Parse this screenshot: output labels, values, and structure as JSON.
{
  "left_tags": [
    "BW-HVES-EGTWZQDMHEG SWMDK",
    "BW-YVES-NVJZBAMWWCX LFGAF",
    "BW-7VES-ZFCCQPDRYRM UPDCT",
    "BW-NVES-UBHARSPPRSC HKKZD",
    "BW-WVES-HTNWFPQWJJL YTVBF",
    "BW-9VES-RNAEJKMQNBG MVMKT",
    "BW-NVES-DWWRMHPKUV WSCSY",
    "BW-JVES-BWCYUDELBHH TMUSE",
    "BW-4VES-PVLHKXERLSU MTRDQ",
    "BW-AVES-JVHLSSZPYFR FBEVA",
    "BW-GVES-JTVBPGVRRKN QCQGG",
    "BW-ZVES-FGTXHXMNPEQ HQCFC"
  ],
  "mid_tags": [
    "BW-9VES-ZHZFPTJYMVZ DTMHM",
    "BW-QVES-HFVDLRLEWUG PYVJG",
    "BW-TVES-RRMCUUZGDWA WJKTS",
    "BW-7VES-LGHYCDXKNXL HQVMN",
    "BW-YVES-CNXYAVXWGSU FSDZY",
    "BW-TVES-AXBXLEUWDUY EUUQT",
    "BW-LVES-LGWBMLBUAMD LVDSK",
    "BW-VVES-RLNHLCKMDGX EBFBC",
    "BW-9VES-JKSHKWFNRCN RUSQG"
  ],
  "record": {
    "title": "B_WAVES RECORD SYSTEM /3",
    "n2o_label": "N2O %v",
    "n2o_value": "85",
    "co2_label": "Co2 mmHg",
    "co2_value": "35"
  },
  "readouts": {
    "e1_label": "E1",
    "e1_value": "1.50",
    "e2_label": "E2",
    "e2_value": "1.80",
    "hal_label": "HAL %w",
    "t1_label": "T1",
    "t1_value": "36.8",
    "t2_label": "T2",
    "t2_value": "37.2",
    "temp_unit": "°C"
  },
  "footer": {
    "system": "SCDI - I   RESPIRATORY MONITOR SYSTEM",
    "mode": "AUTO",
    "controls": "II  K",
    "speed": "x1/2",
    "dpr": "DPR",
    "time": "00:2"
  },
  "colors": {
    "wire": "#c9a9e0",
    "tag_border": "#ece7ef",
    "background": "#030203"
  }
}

- _TASK PROMPT_
Return each line with "NVES".

- _EXERCISE RESULT_
    "BW-NVES-UBHARSPPRSC HKKZD",
    "BW-NVES-DWWRMHPKUV WSCSY",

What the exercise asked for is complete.